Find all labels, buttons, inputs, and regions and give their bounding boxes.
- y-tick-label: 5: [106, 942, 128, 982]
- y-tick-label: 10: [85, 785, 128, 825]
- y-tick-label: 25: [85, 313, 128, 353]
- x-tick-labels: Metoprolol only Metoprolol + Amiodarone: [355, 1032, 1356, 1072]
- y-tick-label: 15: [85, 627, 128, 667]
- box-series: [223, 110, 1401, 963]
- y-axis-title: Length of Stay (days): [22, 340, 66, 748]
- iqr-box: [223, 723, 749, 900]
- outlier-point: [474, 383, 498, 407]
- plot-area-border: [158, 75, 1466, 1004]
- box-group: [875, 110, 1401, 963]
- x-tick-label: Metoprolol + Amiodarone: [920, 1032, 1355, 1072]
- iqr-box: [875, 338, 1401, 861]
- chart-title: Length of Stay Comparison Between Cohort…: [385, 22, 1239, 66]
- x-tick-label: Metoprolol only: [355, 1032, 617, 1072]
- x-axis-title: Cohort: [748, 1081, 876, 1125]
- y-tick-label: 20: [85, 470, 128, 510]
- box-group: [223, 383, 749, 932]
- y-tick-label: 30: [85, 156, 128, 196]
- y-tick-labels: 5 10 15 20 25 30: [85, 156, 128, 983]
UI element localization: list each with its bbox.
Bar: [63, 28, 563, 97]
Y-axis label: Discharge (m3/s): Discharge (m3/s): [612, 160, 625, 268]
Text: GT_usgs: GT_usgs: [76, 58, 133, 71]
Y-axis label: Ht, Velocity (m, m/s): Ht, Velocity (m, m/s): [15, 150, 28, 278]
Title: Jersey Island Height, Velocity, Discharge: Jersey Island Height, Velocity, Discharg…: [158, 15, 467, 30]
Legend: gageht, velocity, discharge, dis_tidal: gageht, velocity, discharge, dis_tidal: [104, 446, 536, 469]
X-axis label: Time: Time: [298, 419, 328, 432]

[The exercise]
Reproduce every record above verbatim, line by line, keeping each coordinate and punctuation mark unchanged.

[Answer to the exercise]
Find all labels, buttons, inputs, and regions and give their bounding boxes.
- y-tick-label: 5: [106, 942, 128, 982]
- y-tick-label: 10: [85, 785, 128, 825]
- y-tick-label: 25: [85, 313, 128, 353]
- x-tick-labels: Metoprolol only Metoprolol + Amiodarone: [355, 1032, 1356, 1072]
- y-tick-label: 15: [85, 627, 128, 667]
- box-series: [223, 110, 1401, 963]
- y-axis-title: Length of Stay (days): [22, 340, 66, 748]
- iqr-box: [223, 723, 749, 900]
- outlier-point: [474, 383, 498, 407]
- plot-area-border: [158, 75, 1466, 1004]
- box-group: [875, 110, 1401, 963]
- x-tick-label: Metoprolol + Amiodarone: [920, 1032, 1355, 1072]
- iqr-box: [875, 338, 1401, 861]
- chart-title: Length of Stay Comparison Between Cohort…: [385, 22, 1239, 66]
- x-tick-label: Metoprolol only: [355, 1032, 617, 1072]
- x-axis-title: Cohort: [748, 1081, 876, 1125]
- y-tick-label: 20: [85, 470, 128, 510]
- box-group: [223, 383, 749, 932]
- y-tick-label: 30: [85, 156, 128, 196]
- y-tick-labels: 5 10 15 20 25 30: [85, 156, 128, 983]
UI element localization: list each with its bbox.
Bar: [63, 28, 563, 97]
Y-axis label: Discharge (m3/s): Discharge (m3/s): [612, 160, 625, 268]
Text: GT_usgs: GT_usgs: [76, 58, 133, 71]
Y-axis label: Ht, Velocity (m, m/s): Ht, Velocity (m, m/s): [15, 150, 28, 278]
Title: Jersey Island Height, Velocity, Discharge: Jersey Island Height, Velocity, Discharg…: [158, 15, 467, 30]
Legend: gageht, velocity, discharge, dis_tidal: gageht, velocity, discharge, dis_tidal: [104, 446, 536, 469]
X-axis label: Time: Time: [298, 419, 328, 432]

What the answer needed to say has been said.